» What is required
Below are some records. Pull every line that contains the word "عندنا".

» Stored rows
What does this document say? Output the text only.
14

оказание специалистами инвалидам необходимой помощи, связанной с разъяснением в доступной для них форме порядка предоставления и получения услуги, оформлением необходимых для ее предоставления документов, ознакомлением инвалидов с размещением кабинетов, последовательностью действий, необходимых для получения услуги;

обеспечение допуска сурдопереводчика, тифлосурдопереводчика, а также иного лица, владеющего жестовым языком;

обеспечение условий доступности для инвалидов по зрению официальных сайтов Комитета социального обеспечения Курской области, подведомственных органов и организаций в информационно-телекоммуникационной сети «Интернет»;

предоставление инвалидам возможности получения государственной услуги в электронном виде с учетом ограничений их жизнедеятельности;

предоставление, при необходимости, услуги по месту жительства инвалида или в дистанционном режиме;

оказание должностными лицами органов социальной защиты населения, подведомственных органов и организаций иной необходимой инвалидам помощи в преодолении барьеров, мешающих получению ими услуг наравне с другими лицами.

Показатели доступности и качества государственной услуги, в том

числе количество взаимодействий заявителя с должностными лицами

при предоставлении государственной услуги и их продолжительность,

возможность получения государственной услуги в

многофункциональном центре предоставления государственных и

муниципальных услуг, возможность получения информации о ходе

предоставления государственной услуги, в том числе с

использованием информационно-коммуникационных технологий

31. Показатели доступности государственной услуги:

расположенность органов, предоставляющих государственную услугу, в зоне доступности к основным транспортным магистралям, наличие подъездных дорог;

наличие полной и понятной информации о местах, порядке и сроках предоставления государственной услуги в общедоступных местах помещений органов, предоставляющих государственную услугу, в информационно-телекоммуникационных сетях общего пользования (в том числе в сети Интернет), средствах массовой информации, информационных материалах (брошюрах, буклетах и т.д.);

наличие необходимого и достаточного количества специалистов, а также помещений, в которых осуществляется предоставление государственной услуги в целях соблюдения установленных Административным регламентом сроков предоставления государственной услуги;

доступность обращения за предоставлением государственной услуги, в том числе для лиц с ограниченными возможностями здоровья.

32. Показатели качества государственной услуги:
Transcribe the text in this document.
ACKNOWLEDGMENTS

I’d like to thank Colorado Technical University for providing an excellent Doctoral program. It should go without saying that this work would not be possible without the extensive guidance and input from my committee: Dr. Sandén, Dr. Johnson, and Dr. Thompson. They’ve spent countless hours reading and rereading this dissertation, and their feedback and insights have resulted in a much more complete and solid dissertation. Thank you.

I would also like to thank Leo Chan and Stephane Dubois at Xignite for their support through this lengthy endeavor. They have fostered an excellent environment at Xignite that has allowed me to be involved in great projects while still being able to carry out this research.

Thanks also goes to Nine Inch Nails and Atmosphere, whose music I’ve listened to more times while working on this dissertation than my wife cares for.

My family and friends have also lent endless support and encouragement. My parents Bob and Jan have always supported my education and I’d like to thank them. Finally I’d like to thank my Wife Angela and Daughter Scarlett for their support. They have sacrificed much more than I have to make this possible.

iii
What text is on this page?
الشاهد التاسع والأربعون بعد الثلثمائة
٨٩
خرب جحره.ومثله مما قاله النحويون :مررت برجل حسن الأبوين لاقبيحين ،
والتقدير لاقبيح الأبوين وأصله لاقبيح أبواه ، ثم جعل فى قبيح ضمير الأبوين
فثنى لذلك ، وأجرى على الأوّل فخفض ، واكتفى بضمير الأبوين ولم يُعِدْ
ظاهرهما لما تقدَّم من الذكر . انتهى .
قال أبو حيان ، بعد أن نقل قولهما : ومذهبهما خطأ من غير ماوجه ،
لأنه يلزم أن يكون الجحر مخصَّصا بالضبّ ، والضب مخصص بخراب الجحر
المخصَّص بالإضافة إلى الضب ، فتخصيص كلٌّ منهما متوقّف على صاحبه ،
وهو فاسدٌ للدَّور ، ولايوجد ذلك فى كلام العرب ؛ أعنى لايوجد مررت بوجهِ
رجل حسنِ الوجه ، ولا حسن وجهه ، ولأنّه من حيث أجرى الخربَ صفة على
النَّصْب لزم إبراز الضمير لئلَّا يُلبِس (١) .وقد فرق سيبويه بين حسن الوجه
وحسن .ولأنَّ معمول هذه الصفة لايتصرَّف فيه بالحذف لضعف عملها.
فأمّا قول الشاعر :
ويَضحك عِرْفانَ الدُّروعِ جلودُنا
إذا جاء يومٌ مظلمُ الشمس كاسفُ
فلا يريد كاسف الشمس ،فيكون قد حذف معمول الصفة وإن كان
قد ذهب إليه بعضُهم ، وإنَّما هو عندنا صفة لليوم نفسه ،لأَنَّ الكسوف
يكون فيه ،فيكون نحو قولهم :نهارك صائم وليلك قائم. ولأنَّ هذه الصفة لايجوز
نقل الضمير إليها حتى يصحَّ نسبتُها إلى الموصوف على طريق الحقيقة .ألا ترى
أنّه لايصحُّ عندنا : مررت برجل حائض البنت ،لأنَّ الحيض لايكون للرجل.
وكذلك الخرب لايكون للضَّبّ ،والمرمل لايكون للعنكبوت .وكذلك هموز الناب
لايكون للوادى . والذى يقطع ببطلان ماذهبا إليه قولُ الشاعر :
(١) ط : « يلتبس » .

» Complete response
قد ذهب إليه بعضُهم ، وإنَّما هو عندنا صفة لليوم نفسه ،لأَنَّ الكسوف
أنّه لايصحُّ عندنا : مررت برجل حائض البنت ،لأنَّ الحيض لايكون للرجل.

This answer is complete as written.